EXERCISE OBJECTIVE> Copy out each line of the records below character for character, keeping their order.

>>>>

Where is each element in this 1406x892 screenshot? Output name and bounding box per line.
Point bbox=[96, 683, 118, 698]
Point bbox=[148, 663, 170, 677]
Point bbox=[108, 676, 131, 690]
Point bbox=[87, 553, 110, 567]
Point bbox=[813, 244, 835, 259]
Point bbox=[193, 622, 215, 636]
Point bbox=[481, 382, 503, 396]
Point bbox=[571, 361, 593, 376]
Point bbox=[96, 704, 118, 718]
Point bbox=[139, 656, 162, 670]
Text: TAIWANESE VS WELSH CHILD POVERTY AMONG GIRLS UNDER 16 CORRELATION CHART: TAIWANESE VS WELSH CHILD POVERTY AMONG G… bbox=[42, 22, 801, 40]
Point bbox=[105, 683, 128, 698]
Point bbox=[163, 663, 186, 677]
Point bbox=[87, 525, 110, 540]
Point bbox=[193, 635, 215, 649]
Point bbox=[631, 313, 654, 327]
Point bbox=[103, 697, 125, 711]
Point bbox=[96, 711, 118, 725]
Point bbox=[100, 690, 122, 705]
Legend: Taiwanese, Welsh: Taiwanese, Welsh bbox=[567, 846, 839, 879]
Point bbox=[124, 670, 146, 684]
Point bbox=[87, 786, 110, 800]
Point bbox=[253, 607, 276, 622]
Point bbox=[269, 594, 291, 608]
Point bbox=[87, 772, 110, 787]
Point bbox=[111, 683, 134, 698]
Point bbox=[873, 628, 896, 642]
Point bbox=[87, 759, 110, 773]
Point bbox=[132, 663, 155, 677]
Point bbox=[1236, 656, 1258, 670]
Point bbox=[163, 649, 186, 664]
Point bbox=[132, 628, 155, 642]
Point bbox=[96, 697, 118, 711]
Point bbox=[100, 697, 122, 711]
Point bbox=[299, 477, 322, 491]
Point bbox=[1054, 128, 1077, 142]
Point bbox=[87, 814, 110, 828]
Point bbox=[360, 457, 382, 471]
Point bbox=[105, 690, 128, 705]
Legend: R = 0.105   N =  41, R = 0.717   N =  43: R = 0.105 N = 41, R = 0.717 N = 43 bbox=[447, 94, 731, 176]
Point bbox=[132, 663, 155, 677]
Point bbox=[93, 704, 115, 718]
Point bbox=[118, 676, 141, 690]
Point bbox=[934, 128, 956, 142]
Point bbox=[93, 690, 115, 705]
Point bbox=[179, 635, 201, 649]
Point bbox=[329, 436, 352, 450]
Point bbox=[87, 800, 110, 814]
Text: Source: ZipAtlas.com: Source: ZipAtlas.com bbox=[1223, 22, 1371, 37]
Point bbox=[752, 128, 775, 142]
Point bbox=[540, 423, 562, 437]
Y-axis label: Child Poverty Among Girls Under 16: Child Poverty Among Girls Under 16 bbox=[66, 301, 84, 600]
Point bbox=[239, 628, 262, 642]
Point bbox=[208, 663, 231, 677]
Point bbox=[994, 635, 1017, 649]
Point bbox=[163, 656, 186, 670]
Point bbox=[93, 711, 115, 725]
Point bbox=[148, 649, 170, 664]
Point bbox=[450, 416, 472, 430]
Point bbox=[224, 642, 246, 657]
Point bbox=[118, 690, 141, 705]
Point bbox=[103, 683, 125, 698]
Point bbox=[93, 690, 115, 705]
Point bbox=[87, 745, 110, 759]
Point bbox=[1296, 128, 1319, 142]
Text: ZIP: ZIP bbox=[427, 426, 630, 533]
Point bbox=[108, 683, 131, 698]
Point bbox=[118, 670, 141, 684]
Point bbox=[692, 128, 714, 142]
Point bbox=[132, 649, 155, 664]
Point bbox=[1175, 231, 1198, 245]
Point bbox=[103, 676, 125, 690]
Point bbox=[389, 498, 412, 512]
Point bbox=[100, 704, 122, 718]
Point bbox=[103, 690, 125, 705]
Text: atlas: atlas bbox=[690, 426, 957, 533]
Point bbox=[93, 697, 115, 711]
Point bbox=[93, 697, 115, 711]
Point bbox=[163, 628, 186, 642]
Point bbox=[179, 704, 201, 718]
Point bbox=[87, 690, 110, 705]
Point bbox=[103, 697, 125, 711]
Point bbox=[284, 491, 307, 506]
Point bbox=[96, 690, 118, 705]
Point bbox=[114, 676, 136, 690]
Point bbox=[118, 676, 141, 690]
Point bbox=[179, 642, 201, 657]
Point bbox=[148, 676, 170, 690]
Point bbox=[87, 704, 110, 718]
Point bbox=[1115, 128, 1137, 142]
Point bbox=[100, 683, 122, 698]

<<<<

RESULT>
Where is each element in this 1406x892 screenshot? Output name and bounding box per line.
Point bbox=[96, 683, 118, 698]
Point bbox=[148, 663, 170, 677]
Point bbox=[108, 676, 131, 690]
Point bbox=[87, 553, 110, 567]
Point bbox=[813, 244, 835, 259]
Point bbox=[193, 622, 215, 636]
Point bbox=[481, 382, 503, 396]
Point bbox=[571, 361, 593, 376]
Point bbox=[96, 704, 118, 718]
Point bbox=[139, 656, 162, 670]
Text: TAIWANESE VS WELSH CHILD POVERTY AMONG GIRLS UNDER 16 CORRELATION CHART: TAIWANESE VS WELSH CHILD POVERTY AMONG G… bbox=[42, 22, 801, 40]
Point bbox=[105, 683, 128, 698]
Point bbox=[163, 663, 186, 677]
Point bbox=[87, 525, 110, 540]
Point bbox=[193, 635, 215, 649]
Point bbox=[631, 313, 654, 327]
Point bbox=[103, 697, 125, 711]
Point bbox=[96, 711, 118, 725]
Point bbox=[100, 690, 122, 705]
Legend: Taiwanese, Welsh: Taiwanese, Welsh bbox=[567, 846, 839, 879]
Point bbox=[124, 670, 146, 684]
Point bbox=[87, 786, 110, 800]
Point bbox=[253, 607, 276, 622]
Point bbox=[269, 594, 291, 608]
Point bbox=[87, 772, 110, 787]
Point bbox=[111, 683, 134, 698]
Point bbox=[873, 628, 896, 642]
Point bbox=[87, 759, 110, 773]
Point bbox=[132, 663, 155, 677]
Point bbox=[1236, 656, 1258, 670]
Point bbox=[163, 649, 186, 664]
Point bbox=[132, 628, 155, 642]
Point bbox=[96, 697, 118, 711]
Point bbox=[100, 697, 122, 711]
Point bbox=[299, 477, 322, 491]
Point bbox=[1054, 128, 1077, 142]
Point bbox=[87, 814, 110, 828]
Point bbox=[360, 457, 382, 471]
Point bbox=[105, 690, 128, 705]
Legend: R = 0.105   N =  41, R = 0.717   N =  43: R = 0.105 N = 41, R = 0.717 N = 43 bbox=[447, 94, 731, 176]
Point bbox=[132, 663, 155, 677]
Point bbox=[93, 704, 115, 718]
Point bbox=[118, 676, 141, 690]
Point bbox=[934, 128, 956, 142]
Point bbox=[93, 690, 115, 705]
Point bbox=[179, 635, 201, 649]
Point bbox=[329, 436, 352, 450]
Point bbox=[87, 800, 110, 814]
Text: Source: ZipAtlas.com: Source: ZipAtlas.com bbox=[1223, 22, 1371, 37]
Point bbox=[752, 128, 775, 142]
Point bbox=[540, 423, 562, 437]
Y-axis label: Child Poverty Among Girls Under 16: Child Poverty Among Girls Under 16 bbox=[66, 301, 84, 600]
Point bbox=[239, 628, 262, 642]
Point bbox=[208, 663, 231, 677]
Point bbox=[994, 635, 1017, 649]
Point bbox=[163, 656, 186, 670]
Point bbox=[93, 711, 115, 725]
Point bbox=[148, 649, 170, 664]
Point bbox=[450, 416, 472, 430]
Point bbox=[224, 642, 246, 657]
Point bbox=[118, 690, 141, 705]
Point bbox=[103, 683, 125, 698]
Point bbox=[93, 690, 115, 705]
Point bbox=[87, 745, 110, 759]
Point bbox=[1296, 128, 1319, 142]
Text: ZIP: ZIP bbox=[427, 426, 630, 533]
Point bbox=[108, 683, 131, 698]
Point bbox=[118, 670, 141, 684]
Point bbox=[692, 128, 714, 142]
Point bbox=[132, 649, 155, 664]
Point bbox=[1175, 231, 1198, 245]
Point bbox=[103, 676, 125, 690]
Point bbox=[389, 498, 412, 512]
Point bbox=[100, 704, 122, 718]
Point bbox=[103, 690, 125, 705]
Text: atlas: atlas bbox=[690, 426, 957, 533]
Point bbox=[93, 697, 115, 711]
Point bbox=[93, 697, 115, 711]
Point bbox=[163, 628, 186, 642]
Point bbox=[179, 704, 201, 718]
Point bbox=[87, 690, 110, 705]
Point bbox=[103, 697, 125, 711]
Point bbox=[284, 491, 307, 506]
Point bbox=[96, 690, 118, 705]
Point bbox=[114, 676, 136, 690]
Point bbox=[118, 676, 141, 690]
Point bbox=[179, 642, 201, 657]
Point bbox=[148, 676, 170, 690]
Point bbox=[87, 704, 110, 718]
Point bbox=[1115, 128, 1137, 142]
Point bbox=[100, 683, 122, 698]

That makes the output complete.